** Exercice donné 1 **
D'après l'extrait fourni sur Sophrone, qui a imaginé le monothélisme ?
** Exercice donné 2 **
Rédigez la suite du récit sur Sophrone, en reprenant après sa dernière phrase.

** Extrait fourni **
Vers 627, Sophrone doit fuir de nouveau, cette fois-ci sous la menace de la conquête arabe, et il va se réfugier avec d'autres moines en Afrique du Nord. C'est là que Saint Maxime le Confesseur (cf. 21 janv.), fuyant pour sa part son Monastère de Chrysopolis devant l'invasion perse qui approchait de Constantinople, se joignit à eux, dans le monastère de fortune qu'ils avaient fondé, et se lia d'une profonde amitié spirituelle avec Sophrone qu'il appelle : « Mon seigneur béni, mon père et maître... ». C'est à son école que Maxime, le grand docteur de la Personne du Christ, qui jusque-là avait exercé surtout la profondeur de son esprit pour réfuter les doctrines origénistes, comprit que tout le mystère de la déification de l'homme et la réalité de notre salut résident dans la relation des deux natures, divine et humaine, en l'unique Personne du Verbe incarné, et qu'il forgea les armes nécessaires pour engager la lutte contre une nouvelle forme de l'hérésie monophysite : le monothélisme4 imaginée par l'empereur Héraclius et le Patriarche de Constantinople Serge dans l'espoir de rallier l'Egypte dissidente.
En 633, Sophrone retourne en Egypte, malgré son âge avancé, afin de lutter sur place pour la Vraie Foi. Refusant tout compromis sous prétexte d'obtenir une unité politique de l'Empire menacé de toutes parts par les Perses et les Arabes, il enseignait qu'il faut confesser deux opérations naturelles du Christ, et non pas une, puisqu'Il est à la fois Dieu et homme. Mais comme le Patriarche Cyrus, demeurait obstinément dans son hérésie, Sophrone se rendit alors à Constantinople pour se jeter aux pieds du Patriarche Serge, en le suppliant de revenir au dogme confessé par le Saint Concile de Chalcédoine, car la formule dogmatique de compromis qu'il avait proposée, sans réaliser l'union espérée, faisait dire aux hérétiques : « Ce n'est pas nous qui communions avec Chalcédoine, mais plutôt Chalcédoine avec nous! » Serge feignit de résoudre l'affaire, en interdisant de parler ni d'une, ni de deux opérations dans le Christ; mais celle-ci devait rebondir quelques années plus tard, au temps de la confession de Saint Maxime.

** Données **
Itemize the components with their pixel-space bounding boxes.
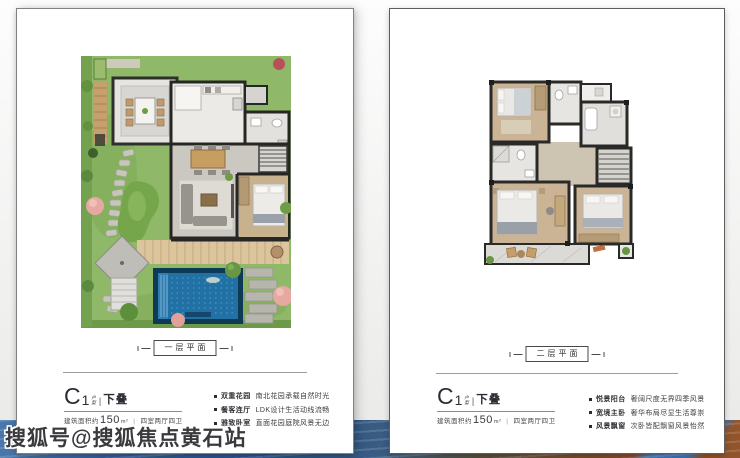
floor-plan-level2-svg <box>471 76 641 266</box>
badge-tick-right <box>232 346 233 351</box>
area-separator: | <box>506 419 508 426</box>
bullet-square-icon <box>589 411 592 414</box>
unit-type-stack: 户 型 <box>91 395 96 405</box>
feature-item: 宽境主卧 奢华布局尽显生活尊崇 <box>589 408 705 418</box>
feature-head: 餐客连厅 <box>221 405 251 415</box>
feature-head: 悦景阳台 <box>596 394 626 404</box>
unit-underline <box>64 411 182 412</box>
section-divider <box>63 372 307 373</box>
staircase <box>597 148 631 184</box>
unit-underline <box>437 411 555 412</box>
feature-item: 双重花园 南北花园承载自然时光 <box>214 391 330 401</box>
stone-path-right <box>245 268 277 323</box>
brochure-page-floor1: 一层平面 C 1 户 型 | 下叠 建筑面积约 150 m² | 四室两厅四卫 … <box>16 8 354 454</box>
unit-title: C 1 户 型 | 下叠 <box>437 387 555 407</box>
feature-desc: 次卧皆配飘窗风景怡然 <box>631 421 705 431</box>
feature-desc: 南北花园承载自然时光 <box>256 391 330 401</box>
area-value: 150 <box>473 416 493 426</box>
plan-level-label: 二层平面 <box>526 346 589 362</box>
corridor <box>537 142 599 186</box>
feature-item: 悦景阳台 奢阔尺度无界四季风景 <box>589 394 705 404</box>
brochure-page-floor2: 二层平面 C 1 户 型 | 下叠 建筑面积约 150 m² | 四室两厅四卫 … <box>389 8 725 454</box>
badge-line-left <box>514 354 523 355</box>
kitchen-room <box>171 82 245 144</box>
feature-item: 餐客连厅 LDK设计生活动线流畅 <box>214 405 330 415</box>
unit-type-stack: 户 型 <box>464 395 469 405</box>
bathroom-mid-left <box>491 144 537 182</box>
unit-title-block: C 1 户 型 | 下叠 建筑面积约 150 m² | 四室两厅四卫 <box>437 387 555 425</box>
wood-deck <box>137 240 289 264</box>
floor-plan-level2-image <box>471 76 641 266</box>
unit-title: C 1 户 型 | 下叠 <box>64 387 182 407</box>
unit-number: 1 <box>82 393 90 407</box>
unit-suffix: 下叠 <box>476 395 501 407</box>
area-layout: 四室两厅四卫 <box>513 419 555 426</box>
bedroom-right <box>575 186 631 244</box>
floor-plan-level1-svg <box>81 56 291 331</box>
unit-number: 1 <box>455 393 463 407</box>
bedroom-top-left <box>491 82 549 142</box>
watermark-text: 搜狐号@搜狐焦点黄石站 <box>5 422 246 452</box>
badge-line-right <box>220 348 229 349</box>
plan-level-label: 一层平面 <box>154 340 217 356</box>
balcony <box>485 244 633 264</box>
feature-list: 悦景阳台 奢阔尺度无界四季风景 宽境主卧 奢华布局尽显生活尊崇 风景飘窗 次卧皆… <box>589 394 705 435</box>
floor-plan-level1-image <box>81 56 291 331</box>
feature-desc: 直面花园庭院风景无边 <box>256 418 330 428</box>
badge-line-right <box>592 354 601 355</box>
bullet-square-icon <box>589 425 592 428</box>
unit-suffix: 下叠 <box>103 395 128 407</box>
feature-desc: 奢华布局尽显生活尊崇 <box>631 408 705 418</box>
section-divider <box>436 373 678 374</box>
area-unit: m² <box>494 420 501 426</box>
bullet-square-icon <box>214 408 217 411</box>
bullet-square-icon <box>589 398 592 401</box>
plan-level-badge: 二层平面 <box>510 346 605 362</box>
plan-level-badge: 一层平面 <box>138 340 233 356</box>
badge-line-left <box>142 348 151 349</box>
unit-stack-bottom: 型 <box>464 400 469 405</box>
bathroom-top-right <box>581 84 627 146</box>
unit-divider: | <box>99 397 101 406</box>
bathroom-top <box>549 82 581 124</box>
master-bedroom <box>491 182 569 246</box>
unit-title-block: C 1 户 型 | 下叠 建筑面积约 150 m² | 四室两厅四卫 <box>64 387 182 425</box>
unit-divider: | <box>472 397 474 406</box>
feature-head: 双重花园 <box>221 391 251 401</box>
garden-pavilion <box>113 78 177 144</box>
feature-head: 风景飘窗 <box>596 421 626 431</box>
unit-prefix: C <box>437 387 454 407</box>
unit-stack-bottom: 型 <box>91 400 96 405</box>
area-label: 建筑面积约 <box>437 419 472 426</box>
feature-head: 宽境主卧 <box>596 408 626 418</box>
unit-area-line: 建筑面积约 150 m² | 四室两厅四卫 <box>437 416 555 426</box>
badge-tick-left <box>510 352 511 357</box>
feature-desc: 奢阔尺度无界四季风景 <box>631 394 705 404</box>
feature-desc: LDK设计生活动线流畅 <box>256 405 330 415</box>
feature-item: 风景飘窗 次卧皆配飘窗风景怡然 <box>589 421 705 431</box>
bullet-square-icon <box>214 395 217 398</box>
unit-prefix: C <box>64 387 81 407</box>
badge-tick-left <box>138 346 139 351</box>
badge-tick-right <box>604 352 605 357</box>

** Réponse finale 1 **
L'empereur Héraclius et le Patriarche de Constantinople Serge.

** Réponse finale 2 **
Lorsqu'à l'issue de cette mission Sophrone revint à Jérusalem qui, restaurée grâce aux efforts de Saint Modeste (cf. 16 déc.), était en deuil de son Patriarche, les habitants, les Clercs et les moines unanimes le contraignirent à accepter cette charge. Soumis à la volonté de Dieu, le vieillard entreprit de soutenir la foi de son peuple, menacée par les hérésies, et de raviver son espérance ébranlée par les invasions, dans des sermons et des hymnes liturgiques5 où la beauté poétique se met au service de la profondeur des dogmes. Dès son élection, il rédigea, selon l'usage, une Lettre synodale qu'il envoya aux Patriarches de Rome et de Constantinople pour leur proposer la communion de leurs Eglises respectives dans la même Foi. Cet admirable document6 est un exposé complet de la Doctrine de l'Eglise sur la Personne du Christ. Le Saint Patriarche y confesse un seul et même Christ, Fils unique de Dieu, qui opère les oeuvres de chaque nature, divine et humaine, conformément aux propriétés respectives de celle-ci. C'est le même Christ qui, sans confusion ou mélange (comme le supposent les monophysites) et sans séparation (comme l'impliquent les nestoriens), opère en tant que Dieu les miracles, et qui souffre en tant qu'homme, nous ouvrant ainsi, à nous autres hommes, la possibilité d'être unis à Dieu par la Grâce.
Saint Sophrone, dont toute la vie avait été placée sous le signe de la proximité des derniers temps, accédait au siège de Jérusalem au moment de la levée inattendue de l'Islam qui, unifiant les tribus arabes, s'abattait sur l'Empire chrétien en saccageant villes et campagnes. Damas fut prise peu de temps après son élection, et quelques mois plus tard, au début de 638, c'est la Ville sainte elle-même qui tombait aux mains des envahisseurs. Le Saint Patriarche obtint du calife Omar qu'il y entrât en pèlerin et non en conquérant, et qu'il garantisse la sauvegarde des sanctuaires chrétiens. Accablé par les fatigues de la Confession de Foi et par l'affliction de voir la cité sainte aux mains des infidèles, Saint Sophrone se retira une dernière fois, pour rejoindre la Jérusalem d'En-Haut, la Ville de la Paix, qui ne connaît ni trouble ni variation, le 11 mars 638 (ou 639).
1. C'est-à-dire professeur de rhétorique.
2. Pré Spirituel 110 (SC 12, 16 1).
3. Idem chap. 74 (SC 12, 115).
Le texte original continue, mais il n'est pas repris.